--- start of Record list ---

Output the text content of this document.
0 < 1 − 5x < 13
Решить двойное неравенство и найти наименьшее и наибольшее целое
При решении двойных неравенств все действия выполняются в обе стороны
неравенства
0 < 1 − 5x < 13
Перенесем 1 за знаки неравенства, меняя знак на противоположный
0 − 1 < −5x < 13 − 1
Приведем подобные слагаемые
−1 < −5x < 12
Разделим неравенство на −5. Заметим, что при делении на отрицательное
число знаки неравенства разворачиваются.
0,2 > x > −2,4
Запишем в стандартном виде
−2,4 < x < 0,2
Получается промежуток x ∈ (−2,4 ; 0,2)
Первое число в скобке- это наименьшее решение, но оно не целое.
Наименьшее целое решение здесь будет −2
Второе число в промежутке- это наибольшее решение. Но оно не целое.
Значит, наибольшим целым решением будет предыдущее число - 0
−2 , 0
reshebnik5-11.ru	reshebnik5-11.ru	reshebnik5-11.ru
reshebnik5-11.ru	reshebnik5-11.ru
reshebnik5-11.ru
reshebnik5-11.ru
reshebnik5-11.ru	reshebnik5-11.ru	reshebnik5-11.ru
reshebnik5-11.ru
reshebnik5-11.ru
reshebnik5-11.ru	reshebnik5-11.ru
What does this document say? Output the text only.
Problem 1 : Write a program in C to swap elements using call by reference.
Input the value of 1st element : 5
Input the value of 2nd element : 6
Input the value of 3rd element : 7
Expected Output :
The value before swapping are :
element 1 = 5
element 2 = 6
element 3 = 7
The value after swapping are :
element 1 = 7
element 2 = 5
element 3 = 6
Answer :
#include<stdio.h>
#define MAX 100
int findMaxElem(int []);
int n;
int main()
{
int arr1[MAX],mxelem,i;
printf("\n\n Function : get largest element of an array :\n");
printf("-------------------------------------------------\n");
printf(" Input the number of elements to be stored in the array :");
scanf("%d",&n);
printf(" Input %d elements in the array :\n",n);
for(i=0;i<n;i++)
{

--- end of Record list ---
--- start of Record list ---

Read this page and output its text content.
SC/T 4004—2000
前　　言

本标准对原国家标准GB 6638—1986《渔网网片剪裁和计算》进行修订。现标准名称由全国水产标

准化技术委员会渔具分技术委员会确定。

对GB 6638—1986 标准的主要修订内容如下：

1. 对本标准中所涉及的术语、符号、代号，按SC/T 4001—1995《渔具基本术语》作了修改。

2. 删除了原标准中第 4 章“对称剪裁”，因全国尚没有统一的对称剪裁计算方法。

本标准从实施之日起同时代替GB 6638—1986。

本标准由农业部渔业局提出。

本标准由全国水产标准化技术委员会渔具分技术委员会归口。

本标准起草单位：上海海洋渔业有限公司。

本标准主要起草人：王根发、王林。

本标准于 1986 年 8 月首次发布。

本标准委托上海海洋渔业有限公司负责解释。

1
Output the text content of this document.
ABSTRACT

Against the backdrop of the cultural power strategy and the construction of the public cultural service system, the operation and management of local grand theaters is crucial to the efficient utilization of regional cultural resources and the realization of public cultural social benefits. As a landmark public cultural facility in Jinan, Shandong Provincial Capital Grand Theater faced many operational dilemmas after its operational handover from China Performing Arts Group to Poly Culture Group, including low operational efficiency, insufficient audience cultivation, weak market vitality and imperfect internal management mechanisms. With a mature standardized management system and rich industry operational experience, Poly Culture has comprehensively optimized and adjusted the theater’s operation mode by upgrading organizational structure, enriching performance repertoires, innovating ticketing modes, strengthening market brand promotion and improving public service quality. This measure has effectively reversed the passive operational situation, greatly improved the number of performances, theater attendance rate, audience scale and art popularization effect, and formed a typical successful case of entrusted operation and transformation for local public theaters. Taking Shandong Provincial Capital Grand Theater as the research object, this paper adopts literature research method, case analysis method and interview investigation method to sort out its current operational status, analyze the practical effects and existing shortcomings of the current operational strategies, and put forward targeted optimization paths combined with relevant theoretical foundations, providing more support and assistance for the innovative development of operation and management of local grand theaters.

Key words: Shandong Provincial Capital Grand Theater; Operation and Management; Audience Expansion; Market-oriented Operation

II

--- end of Record list ---

Give only the number of lines in the data that include the string "printf".

4